> TEXT BLOCK:
Time was, you could just hang up a shingle and call yourself a business. As long as you didn’t shoot anyone, you were pretty much left alone. Not so any more. A glut of federal and state regulations have come into being, many just over the past few years, and many apply to small businesses. These regulations are meant to accomplish any one of several social goods, such as protecting an individual’s privacy and preventing identity theft, preventing corporate financial scandals, or lastly, or so it would seem, just to annoy small businesspeople by increasing their paperwork burden. Fortunately, if you understand these regulations, complying doesn’t have to be too difficult or expensive.
If you have a publicly-held company, you’ll have to comply with the Sarbanes-Oxley Act, which sets technological standards and reporting requirements for how companies handle their financial reporting. Passed in response to the recent wave of corporate scandals, fiscal mismanagement and outright theft, Sarbanes-Oxley puts in place a set of requirements for establishing internal controls that ensure the integrity of a company’s financial data. Although the requirements are generally the same for companies of all sizes, smaller companies have been granted some flexibility in terms of longer timeframes to become compliant. This Act calls for, among other things, security-related solutions to be put into place to regulate access to financial data, provide an audit trail, and generate detailed reports for the government. The good news is, if you already follow best practices in security, you’re already more than halfway there.
If you are in the healthcare industry, whether you are a healthcare provider, pharmacy, or a data processing agency serving the healthcare industry, you’ll have to comply with the Health Insurance Portability and Accountability Act (HIPAA). HIPAA calls for any company that handles private patient data to guarantee that it is secure and protected against unauthorized access. If your company handles healthcare information of any sort, for any reason, you will have to take technological steps to ensure that it is secure through measures such as encryption, strong two-factor authentication, and adequate firewalling.
And if you’re in California, or if any of your customers are in California, you’ll have to comply with SB 1386 (the California Information Practice Act). This law requires that your company provide notice to customers whenever any technological hack, or other attack has occurred and caused personal information to be exposed and vulnerable to theft. Meant to safeguard against identity theft, this state law also applies to any subcontractors of companies that maintain information about California residents. This particular law is ground-breaking, since although it is on paper just a California law, it has, in reality, become a federal law. California is the largest state, population-wise, in the U.S., and any mid-size company and many smaller ones have at least a few customers in California, regardless of where the company is actually located. If, for example, your company is in Maine, but your mail order division sold some products to someone in California, you must comply. Compliance simply means that if your network is attacked, you must notify your customers. Although this can be done individually, most companies actually make notification on their Web sites, or through issuing a public press release.
The Visa Cardholder Information Security Program (CISP) isn’t a state or federal law, but a mandate from VISA USA created to protect cardholder data. It calls on all vendors who accept credit card payments to adhere to a higher standard of information security for the purpose of guarding against identity theft. CISP calls on vendors to implement standard security measures such as firewalls, anti-virus software, and strong authentication to regulate who has access to customer credit card data. Visa also has set forth a set of best practices. Compliance is easy, and involves adhering to the Payment Card Industry Data Security Standard which includes a call for implementing standard security technology, restricting access, and encrypting the transmission of any cardholder data.

> RECORD EXTRACTS:
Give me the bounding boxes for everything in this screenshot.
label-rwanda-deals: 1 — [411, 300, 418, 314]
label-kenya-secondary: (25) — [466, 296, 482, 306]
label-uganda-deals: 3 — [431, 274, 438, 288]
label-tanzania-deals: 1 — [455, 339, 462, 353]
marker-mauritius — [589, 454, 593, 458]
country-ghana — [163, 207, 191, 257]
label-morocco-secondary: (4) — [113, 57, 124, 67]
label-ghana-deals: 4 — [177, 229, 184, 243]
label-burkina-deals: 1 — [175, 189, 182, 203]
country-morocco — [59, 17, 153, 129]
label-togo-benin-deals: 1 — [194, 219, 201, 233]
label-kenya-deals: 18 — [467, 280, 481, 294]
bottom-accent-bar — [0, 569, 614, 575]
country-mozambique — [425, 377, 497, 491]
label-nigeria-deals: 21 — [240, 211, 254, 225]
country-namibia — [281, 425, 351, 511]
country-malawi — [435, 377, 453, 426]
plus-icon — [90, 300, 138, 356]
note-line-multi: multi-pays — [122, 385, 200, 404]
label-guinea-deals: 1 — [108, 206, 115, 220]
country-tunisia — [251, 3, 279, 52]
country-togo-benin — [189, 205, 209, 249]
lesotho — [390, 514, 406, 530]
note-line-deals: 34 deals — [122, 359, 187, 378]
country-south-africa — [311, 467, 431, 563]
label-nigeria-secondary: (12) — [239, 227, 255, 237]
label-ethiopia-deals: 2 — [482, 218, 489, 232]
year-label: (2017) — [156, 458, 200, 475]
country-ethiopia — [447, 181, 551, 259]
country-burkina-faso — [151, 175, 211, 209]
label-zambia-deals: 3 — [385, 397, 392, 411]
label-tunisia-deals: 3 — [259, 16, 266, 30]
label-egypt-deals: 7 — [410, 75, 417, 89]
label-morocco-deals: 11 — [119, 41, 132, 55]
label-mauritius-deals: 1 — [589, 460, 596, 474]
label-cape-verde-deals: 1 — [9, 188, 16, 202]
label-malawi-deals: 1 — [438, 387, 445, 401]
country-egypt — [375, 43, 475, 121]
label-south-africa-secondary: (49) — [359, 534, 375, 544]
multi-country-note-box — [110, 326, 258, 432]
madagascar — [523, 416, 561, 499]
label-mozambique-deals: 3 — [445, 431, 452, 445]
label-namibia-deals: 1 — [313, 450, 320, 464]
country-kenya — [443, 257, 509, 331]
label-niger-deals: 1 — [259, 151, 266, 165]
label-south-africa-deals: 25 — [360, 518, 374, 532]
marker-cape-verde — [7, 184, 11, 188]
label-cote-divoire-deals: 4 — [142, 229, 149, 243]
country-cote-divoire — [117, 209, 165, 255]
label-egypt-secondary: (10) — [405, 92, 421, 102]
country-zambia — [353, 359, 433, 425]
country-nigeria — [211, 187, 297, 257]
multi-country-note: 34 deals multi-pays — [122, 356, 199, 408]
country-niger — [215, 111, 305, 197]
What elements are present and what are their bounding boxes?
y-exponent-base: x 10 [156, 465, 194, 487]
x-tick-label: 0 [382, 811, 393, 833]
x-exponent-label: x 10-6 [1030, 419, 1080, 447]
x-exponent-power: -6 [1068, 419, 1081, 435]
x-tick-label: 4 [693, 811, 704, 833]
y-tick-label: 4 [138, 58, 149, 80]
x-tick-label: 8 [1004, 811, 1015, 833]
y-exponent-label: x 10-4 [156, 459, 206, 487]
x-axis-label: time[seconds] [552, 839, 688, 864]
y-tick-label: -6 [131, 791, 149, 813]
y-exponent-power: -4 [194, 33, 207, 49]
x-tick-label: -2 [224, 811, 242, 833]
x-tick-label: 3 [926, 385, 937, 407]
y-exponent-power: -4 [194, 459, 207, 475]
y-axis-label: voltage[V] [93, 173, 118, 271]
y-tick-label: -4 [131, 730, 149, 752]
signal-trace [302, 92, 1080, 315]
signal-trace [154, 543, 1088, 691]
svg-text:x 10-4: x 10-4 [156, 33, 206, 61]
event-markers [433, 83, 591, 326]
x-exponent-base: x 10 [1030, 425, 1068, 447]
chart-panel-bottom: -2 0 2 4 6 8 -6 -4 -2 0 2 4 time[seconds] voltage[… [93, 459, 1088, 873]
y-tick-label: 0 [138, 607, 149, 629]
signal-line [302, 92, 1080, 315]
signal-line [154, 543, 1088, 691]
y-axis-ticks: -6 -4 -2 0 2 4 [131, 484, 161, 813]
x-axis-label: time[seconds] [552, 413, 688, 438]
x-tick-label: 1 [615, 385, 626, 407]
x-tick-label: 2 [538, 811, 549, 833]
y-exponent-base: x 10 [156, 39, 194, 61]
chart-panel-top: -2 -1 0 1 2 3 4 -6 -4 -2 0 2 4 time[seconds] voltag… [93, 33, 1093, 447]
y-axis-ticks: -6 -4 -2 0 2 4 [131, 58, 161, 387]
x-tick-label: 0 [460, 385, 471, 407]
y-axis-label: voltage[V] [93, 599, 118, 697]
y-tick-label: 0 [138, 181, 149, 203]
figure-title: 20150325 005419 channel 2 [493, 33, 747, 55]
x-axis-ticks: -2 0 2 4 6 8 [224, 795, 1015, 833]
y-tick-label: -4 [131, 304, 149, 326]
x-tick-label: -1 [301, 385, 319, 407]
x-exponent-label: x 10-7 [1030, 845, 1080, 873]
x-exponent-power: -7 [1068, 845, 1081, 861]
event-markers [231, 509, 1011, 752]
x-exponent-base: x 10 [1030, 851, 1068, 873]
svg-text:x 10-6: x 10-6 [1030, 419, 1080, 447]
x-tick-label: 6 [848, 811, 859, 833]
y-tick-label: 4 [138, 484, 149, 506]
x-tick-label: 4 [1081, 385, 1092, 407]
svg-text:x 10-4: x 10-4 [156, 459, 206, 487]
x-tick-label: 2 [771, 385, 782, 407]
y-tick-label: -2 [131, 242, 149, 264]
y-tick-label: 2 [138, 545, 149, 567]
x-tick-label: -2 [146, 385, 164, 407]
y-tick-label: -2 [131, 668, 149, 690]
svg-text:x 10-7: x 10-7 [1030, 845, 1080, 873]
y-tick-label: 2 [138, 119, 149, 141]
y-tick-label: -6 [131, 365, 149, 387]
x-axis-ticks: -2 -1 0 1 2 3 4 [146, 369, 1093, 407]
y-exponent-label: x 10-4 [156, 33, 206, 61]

> EXERCISE AIM: Please extract the passage on business regulations between "Time was, you" and "difficult or expensive.", inclusive. The entries are separate material with no connection to the passage on business regulations.

> ANSWER BOX:
Time was, you could just hang up a shingle and call yourself a business. As long as you didn’t shoot anyone, you were pretty much left alone. Not so any more. A glut of federal and state regulations have come into being, many just over the past few years, and many apply to small businesses. These regulations are meant to accomplish any one of several social goods, such as protecting an individual’s privacy and preventing identity theft, preventing corporate financial scandals, or lastly, or so it would seem, just to annoy small businesspeople by increasing their paperwork burden. Fortunately, if you understand these regulations, complying doesn’t have to be too difficult or expensive.